## Objetivo do exercício
Por favor, dê continuidade ao texto sobre o segundo conto da lua, começando logo depois da última frase do trecho abaixo.

## Trecho do texto
Esse segundo conto da lua, o
primeiro dentro da promessa de que um novo conto seria postado a cada noite de
lua cheia, quase não sai na data prevista. Acordei no meio da madrugada e me
lembrei que da janela próxima ao meu computador, em determinada altura da noite,
é possível ver a lua. Dito e feito, lá
estava ela, linda e maravilhosa. Uma noite de algumas nuvens, mas daquelas que
apenas de vez em quando encobrem a lua dando-lhe um aspecto enigmático,
silencioso, reflexivo.
Sentei-me no chão, próximo à janela,
e fiquei ali admirando-a. Ela sem falar nada, parecia gostar de ser vista em
sua completude. Não sei por quanto tempo permaneci no mesmo local, quase
imóvel. Foi quando me dei conta que precisava cumprir a promessa dos contos. Só
não sabia como e qual, pois foram tantas as histórias e tão belas que merecem
ser todas contadas, porém não de qualquer forma, já que são histórias, de todos
os tipos, das mais simples às mais inacreditáveis. Precisava de inspiração. Aí,
me dei conta, que desde o dia, enfim, que eu olhei (mesmo, de verdade) a lua
pela primeira vez, se eu fosse contar a passagem do tempo como os povos
primitivos, diria que haviam se passado doze luas desde então.
Mesmo essa história do meu
encontro com a lua já ter sido descrita em grande parte na postagem primeira
sobre a lua ("Mundo da Lua") alguns fatos anteriores e posteriores podem ser ditos
também, de modo que resolvi que o segundo conto da lua seria justo sobre mim e
sobre a lua, ou ao menos sobre um pouco de mim e sobre um pouco da lua.

## Dados apresentados

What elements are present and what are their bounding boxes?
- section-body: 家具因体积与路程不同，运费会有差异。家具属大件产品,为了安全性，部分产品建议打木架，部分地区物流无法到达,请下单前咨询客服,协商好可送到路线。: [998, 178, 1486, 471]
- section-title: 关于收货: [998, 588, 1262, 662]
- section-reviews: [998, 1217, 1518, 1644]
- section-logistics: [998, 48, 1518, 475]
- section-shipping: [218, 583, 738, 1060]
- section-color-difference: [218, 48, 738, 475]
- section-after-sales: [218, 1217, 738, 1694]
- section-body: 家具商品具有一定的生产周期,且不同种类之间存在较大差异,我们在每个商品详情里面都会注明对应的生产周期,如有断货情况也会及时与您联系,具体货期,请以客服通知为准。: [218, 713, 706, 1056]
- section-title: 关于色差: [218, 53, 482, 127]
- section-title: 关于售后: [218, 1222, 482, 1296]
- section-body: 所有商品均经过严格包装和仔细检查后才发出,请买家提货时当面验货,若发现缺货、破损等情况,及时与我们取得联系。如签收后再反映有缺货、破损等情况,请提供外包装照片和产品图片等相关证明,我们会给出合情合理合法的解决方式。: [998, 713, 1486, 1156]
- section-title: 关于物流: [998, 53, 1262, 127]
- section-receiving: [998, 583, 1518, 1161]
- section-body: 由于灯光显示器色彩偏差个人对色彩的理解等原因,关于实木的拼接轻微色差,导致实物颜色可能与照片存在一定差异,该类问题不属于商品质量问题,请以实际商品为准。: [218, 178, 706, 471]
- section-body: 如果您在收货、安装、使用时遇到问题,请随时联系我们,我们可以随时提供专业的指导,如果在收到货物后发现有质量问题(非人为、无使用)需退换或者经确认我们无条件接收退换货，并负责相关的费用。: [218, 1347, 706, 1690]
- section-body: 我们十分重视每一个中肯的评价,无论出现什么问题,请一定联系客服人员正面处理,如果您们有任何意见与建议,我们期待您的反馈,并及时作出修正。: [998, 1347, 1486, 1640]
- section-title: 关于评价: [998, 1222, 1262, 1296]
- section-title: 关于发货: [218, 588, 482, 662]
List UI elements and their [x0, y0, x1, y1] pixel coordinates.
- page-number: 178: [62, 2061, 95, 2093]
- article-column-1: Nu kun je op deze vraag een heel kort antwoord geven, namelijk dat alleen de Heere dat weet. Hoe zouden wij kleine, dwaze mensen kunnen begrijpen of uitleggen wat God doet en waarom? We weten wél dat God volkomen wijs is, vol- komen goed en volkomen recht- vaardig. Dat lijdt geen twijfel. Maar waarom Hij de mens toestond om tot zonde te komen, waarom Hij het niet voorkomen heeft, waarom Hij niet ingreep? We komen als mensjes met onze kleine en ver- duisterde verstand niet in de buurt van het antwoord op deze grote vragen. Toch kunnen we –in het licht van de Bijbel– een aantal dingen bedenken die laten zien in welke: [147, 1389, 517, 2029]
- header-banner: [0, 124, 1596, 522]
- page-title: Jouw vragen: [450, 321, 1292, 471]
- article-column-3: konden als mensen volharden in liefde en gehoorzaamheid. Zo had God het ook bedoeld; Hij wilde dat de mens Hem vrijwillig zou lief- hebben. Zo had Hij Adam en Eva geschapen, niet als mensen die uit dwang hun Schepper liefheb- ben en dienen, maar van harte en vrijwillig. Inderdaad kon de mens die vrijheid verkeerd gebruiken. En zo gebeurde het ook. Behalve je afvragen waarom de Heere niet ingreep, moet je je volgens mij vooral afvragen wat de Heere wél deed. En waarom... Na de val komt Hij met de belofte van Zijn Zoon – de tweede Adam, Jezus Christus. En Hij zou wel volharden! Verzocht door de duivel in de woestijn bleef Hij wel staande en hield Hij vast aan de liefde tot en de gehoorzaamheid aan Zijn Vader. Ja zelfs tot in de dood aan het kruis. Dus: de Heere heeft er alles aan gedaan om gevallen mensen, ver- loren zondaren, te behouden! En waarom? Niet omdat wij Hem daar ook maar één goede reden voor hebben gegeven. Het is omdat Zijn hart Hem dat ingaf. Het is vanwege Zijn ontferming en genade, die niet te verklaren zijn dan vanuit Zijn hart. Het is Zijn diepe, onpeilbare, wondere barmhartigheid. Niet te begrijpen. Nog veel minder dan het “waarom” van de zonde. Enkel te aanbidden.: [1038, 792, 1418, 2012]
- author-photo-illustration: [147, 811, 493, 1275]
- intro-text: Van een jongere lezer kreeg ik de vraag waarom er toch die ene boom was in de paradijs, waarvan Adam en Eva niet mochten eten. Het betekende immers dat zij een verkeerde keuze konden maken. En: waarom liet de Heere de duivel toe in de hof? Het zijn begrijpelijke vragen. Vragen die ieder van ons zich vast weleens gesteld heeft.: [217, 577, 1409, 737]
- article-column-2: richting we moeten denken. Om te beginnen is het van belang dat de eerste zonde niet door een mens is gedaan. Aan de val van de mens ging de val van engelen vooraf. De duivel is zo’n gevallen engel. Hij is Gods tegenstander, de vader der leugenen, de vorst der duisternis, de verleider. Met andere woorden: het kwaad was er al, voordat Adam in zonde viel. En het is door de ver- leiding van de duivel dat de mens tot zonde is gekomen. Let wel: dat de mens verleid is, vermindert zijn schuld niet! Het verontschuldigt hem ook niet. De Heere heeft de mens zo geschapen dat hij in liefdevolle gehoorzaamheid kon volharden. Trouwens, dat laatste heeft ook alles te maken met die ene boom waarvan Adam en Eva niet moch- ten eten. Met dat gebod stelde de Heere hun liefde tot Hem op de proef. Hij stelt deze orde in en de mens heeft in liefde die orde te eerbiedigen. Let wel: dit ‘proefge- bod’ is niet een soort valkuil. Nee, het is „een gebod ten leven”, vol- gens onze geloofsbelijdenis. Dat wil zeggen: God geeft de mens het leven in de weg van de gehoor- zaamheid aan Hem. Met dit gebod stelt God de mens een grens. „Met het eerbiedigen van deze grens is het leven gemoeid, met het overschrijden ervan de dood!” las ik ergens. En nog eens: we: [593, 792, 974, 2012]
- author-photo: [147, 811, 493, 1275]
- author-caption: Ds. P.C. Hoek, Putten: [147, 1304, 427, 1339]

## Resposta da tarefa
Lembro, como fato anterior,
que o nosso encontro foi preparado com antecedência. Eu, como já confessei
antes, nunca fui de observar a natureza e a lua nela se incluía. Mas numa noite
de julho, eu no sítio de minhas tias no interior de Alagoas, com uma dessas
insônias que me é tão comum, com todos tendo dormido muito cedo conforme
costume da região, sem ter o que fazer, um tanto quanto entediado, resolvo
ficar na cama tentando acessar pelo celular o facebook para ver se conseguia
alguma distração para a noite que prometia ser longa. O sinal para variar era
péssimo, mas de vez em quando dava um “traço” de cobertura no mostrador do
celular e eu conseguia ler ou enviar um inbox,
sempre demorando muito entre um e outro. Tentando explicar meu tédio, típico de
viciado em tecnologias da modernidade, me disseram com sutileza: “tenta olhar a
lua! Dizem que nesses locais ela fica ainda mais linda”. Confesso que o
comentário mexeu comigo em algum lugar, mas o meu racionalismo típico tratou de
abafar a mudança que já começava a se proceder dentro de mim, uma revolução
silenciosa forjada ao longo dos anos a qual eu não atentava muito, apenas
preocupado com o lado “sério e responsável” da vida. Mas aquelas palavras foram
como sementes do evangelho que caíram em terra boa e acabaram por germinar no
dia em que, sorrateira, a lua apareceu diante de mim em todo o seu esplendor,
sorrindo de minha cara estupefata por nunca antes tê-la percebido assim. Ela
disse que durou o tempo que foi necessário para que a plantinha começasse a
nascer e que dali para frente nós dois passaríamos a ter uma relação muito mais
próxima, de companheirismo, de cumplicidade até. Eu contaria minhas alegrias e
tristezas, minhas histórias repetidas e aquelas que até então permaneciam em
segredo, meus medos e minhas realizações, e ela, em troca me contaria histórias
das pessoas que ela observou lá do alto durante todos esses anos.
Como fato posterior, que fica
claro nas postagens ao longo dessas doze luas, não houve uma única noite onde
eu não a procurasse no céu, em cada uma de suas fases, de seus momentos.
Algumas vezes a sua posição em relação ao sol ou o tempo ruim não me permitiam
vê-la, mas sempre havia a certeza que ela ali estava e que me ouvia e me
ajudava a ser uma pessoa melhor. Incrível como observar coisas tão simples como
o luar podem nos ajudar a ficar mais próximos de Deus. Lembro nesse instante de
um livro de meu escritor preferido, o Rubem Alves, cujo sugestivo título é “O
Amor que Acende a Lua”. Livro de crônicas, organizadas em sessões nomeadas com
as fases da lua: nova, crescente, cheia e minguante. Numa das crônicas ele
defende a necessidade de aulas de “escutatória” ou invés das aulas de oratória.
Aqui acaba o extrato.